(A block of data)
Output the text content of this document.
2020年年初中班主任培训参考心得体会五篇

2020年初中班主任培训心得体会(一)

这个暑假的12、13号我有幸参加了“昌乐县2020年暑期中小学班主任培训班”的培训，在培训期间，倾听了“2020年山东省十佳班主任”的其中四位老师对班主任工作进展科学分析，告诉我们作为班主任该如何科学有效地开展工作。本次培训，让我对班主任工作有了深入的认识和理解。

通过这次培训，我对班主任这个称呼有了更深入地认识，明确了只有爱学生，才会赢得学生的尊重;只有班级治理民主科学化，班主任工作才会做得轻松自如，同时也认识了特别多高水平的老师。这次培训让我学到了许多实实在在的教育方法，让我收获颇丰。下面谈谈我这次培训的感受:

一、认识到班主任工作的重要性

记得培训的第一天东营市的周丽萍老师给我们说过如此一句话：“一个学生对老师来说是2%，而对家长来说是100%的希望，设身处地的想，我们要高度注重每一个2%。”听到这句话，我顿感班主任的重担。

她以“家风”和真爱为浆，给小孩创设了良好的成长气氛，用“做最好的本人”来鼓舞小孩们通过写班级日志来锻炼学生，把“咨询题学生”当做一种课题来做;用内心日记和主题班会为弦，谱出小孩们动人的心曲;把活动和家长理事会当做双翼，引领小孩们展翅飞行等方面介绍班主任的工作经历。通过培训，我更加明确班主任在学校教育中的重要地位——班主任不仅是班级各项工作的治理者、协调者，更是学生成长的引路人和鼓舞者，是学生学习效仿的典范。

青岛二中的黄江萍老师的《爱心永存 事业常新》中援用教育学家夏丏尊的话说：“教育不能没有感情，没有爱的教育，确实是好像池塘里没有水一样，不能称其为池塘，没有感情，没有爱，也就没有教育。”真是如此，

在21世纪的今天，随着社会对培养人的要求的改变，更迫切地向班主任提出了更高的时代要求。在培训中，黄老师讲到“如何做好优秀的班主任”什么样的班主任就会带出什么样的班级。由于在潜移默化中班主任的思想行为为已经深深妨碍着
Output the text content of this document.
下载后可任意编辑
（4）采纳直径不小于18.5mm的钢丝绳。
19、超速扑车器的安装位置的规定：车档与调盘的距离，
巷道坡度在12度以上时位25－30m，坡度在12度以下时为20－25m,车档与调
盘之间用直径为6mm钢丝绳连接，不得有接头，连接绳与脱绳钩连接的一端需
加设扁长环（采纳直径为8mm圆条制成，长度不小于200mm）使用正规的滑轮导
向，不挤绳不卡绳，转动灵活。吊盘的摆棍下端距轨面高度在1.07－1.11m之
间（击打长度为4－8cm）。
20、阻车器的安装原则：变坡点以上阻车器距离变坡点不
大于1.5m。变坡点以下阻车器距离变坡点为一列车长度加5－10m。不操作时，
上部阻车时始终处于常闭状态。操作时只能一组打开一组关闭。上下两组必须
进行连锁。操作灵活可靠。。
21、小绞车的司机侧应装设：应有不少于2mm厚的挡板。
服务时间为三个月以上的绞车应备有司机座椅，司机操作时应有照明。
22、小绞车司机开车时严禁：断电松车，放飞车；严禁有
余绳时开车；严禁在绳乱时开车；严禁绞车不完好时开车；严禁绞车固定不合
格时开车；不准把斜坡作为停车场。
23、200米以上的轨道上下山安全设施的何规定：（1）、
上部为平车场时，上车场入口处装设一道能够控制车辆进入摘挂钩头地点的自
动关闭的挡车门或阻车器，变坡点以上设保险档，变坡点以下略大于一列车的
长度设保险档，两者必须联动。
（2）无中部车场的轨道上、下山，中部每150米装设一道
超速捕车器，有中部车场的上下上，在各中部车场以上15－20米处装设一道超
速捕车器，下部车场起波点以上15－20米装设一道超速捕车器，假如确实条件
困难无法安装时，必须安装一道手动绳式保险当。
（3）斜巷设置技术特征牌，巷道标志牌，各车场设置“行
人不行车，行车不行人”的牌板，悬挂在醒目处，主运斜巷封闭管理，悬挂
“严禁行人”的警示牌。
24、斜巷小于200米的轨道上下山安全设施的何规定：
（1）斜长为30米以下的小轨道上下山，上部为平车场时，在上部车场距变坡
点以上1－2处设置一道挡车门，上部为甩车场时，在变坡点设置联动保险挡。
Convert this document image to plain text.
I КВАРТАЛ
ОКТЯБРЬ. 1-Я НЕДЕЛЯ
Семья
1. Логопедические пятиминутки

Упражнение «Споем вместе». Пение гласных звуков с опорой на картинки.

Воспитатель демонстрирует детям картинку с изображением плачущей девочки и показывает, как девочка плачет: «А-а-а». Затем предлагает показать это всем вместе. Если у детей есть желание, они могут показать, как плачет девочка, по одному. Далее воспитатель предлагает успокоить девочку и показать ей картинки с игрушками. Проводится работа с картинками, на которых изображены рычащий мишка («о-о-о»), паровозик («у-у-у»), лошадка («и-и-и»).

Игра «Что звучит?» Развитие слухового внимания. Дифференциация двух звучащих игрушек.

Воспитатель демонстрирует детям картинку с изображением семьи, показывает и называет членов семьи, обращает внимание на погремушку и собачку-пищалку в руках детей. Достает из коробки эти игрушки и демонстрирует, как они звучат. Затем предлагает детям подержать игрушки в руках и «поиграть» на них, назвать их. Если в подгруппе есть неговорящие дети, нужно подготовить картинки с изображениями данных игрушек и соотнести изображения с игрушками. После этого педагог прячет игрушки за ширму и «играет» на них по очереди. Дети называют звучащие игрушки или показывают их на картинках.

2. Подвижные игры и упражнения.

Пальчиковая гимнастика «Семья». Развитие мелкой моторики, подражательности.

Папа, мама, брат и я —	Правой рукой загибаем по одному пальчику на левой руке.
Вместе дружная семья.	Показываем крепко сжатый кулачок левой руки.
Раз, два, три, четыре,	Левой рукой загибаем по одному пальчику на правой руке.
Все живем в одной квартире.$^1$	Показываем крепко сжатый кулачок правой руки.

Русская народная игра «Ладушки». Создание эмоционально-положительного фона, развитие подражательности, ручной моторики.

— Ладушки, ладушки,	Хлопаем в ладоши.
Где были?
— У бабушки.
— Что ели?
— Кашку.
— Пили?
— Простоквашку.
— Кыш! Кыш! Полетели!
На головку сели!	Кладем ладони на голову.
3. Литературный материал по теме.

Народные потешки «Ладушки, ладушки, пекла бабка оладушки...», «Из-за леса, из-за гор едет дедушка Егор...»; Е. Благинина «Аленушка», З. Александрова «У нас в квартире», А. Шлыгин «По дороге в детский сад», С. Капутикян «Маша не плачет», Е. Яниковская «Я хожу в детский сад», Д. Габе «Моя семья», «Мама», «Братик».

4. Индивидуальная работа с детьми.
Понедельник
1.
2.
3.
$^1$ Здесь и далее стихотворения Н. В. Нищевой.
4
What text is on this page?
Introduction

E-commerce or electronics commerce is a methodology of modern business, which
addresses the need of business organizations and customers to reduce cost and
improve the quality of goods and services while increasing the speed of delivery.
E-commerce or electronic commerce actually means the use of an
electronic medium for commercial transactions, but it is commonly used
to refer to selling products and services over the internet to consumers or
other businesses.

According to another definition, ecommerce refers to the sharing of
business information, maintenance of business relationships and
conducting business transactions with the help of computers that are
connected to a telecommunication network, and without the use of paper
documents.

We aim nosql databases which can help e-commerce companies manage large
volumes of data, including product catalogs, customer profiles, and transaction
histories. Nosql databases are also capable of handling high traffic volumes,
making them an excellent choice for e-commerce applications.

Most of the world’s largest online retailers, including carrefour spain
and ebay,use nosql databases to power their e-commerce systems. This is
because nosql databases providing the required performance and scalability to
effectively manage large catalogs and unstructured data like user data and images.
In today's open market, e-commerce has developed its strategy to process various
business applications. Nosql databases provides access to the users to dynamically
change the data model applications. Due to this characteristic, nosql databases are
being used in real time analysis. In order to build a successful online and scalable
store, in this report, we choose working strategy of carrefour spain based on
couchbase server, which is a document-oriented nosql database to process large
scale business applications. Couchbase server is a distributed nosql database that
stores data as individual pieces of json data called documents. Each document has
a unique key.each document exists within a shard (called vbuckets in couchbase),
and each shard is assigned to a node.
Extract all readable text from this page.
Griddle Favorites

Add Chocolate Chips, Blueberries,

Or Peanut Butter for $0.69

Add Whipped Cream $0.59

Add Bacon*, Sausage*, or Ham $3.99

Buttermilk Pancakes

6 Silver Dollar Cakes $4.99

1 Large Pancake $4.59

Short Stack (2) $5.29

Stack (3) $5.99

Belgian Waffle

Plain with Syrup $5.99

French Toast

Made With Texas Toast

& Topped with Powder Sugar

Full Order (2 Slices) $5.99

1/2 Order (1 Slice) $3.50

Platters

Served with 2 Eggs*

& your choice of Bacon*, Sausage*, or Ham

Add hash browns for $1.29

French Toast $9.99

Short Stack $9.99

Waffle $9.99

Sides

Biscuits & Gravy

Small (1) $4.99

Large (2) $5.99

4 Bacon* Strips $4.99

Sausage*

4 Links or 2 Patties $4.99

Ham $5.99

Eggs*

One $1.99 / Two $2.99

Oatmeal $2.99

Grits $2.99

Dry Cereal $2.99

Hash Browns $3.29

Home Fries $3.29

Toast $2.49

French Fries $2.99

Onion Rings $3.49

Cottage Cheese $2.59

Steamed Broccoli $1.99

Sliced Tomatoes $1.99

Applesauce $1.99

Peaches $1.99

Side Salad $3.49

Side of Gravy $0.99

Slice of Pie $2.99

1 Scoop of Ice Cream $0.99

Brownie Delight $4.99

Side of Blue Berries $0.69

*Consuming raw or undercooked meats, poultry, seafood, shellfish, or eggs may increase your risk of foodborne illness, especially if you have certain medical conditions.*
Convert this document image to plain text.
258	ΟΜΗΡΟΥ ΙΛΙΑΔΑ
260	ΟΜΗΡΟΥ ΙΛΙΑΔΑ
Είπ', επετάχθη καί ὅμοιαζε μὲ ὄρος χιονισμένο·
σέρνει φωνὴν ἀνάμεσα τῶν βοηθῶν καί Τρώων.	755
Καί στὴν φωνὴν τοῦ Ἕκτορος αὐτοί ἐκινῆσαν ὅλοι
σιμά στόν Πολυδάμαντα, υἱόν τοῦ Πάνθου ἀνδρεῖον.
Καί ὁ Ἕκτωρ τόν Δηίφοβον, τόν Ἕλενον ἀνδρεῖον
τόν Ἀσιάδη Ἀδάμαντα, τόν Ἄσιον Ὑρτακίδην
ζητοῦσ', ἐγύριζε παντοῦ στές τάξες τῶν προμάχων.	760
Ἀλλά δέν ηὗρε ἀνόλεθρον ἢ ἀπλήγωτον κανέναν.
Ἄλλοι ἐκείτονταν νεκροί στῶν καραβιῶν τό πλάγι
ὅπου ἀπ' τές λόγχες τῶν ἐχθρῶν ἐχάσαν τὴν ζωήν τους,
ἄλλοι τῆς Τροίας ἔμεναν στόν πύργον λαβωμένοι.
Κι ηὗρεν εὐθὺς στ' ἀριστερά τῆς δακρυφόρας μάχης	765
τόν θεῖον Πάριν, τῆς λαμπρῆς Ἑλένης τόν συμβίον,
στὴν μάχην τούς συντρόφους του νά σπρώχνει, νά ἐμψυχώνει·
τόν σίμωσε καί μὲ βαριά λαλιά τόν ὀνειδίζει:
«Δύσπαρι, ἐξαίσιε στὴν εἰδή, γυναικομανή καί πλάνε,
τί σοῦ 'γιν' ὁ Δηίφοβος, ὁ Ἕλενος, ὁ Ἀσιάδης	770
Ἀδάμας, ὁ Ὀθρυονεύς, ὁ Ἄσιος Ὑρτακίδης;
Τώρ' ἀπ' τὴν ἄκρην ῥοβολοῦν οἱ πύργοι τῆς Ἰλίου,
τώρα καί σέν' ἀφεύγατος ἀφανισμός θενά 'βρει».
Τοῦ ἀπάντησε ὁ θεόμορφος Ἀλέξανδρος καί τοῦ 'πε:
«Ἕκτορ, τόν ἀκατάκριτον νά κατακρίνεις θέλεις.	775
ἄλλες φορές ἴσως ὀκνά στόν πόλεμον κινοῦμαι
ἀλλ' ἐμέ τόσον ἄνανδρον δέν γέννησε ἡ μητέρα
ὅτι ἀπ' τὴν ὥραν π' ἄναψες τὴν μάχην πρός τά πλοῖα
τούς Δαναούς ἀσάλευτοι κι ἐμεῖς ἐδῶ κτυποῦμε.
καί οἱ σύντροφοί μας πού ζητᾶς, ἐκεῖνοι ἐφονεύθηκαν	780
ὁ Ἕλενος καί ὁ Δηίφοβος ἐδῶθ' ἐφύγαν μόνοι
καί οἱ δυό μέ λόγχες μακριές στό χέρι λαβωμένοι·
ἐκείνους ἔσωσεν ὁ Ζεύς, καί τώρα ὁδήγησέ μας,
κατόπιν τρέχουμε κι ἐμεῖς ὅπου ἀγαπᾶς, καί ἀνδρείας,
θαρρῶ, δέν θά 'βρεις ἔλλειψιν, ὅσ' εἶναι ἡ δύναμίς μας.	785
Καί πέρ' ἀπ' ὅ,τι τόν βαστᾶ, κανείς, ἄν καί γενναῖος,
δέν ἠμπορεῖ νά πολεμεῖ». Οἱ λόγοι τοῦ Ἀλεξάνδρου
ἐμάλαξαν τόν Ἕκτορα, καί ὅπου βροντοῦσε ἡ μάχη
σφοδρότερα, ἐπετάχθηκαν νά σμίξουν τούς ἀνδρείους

Given problem » Pick out and copy the lines of the entries that hold the string "French".

Completed exercise »
French Toast
French Toast $9.99
French Fries $2.99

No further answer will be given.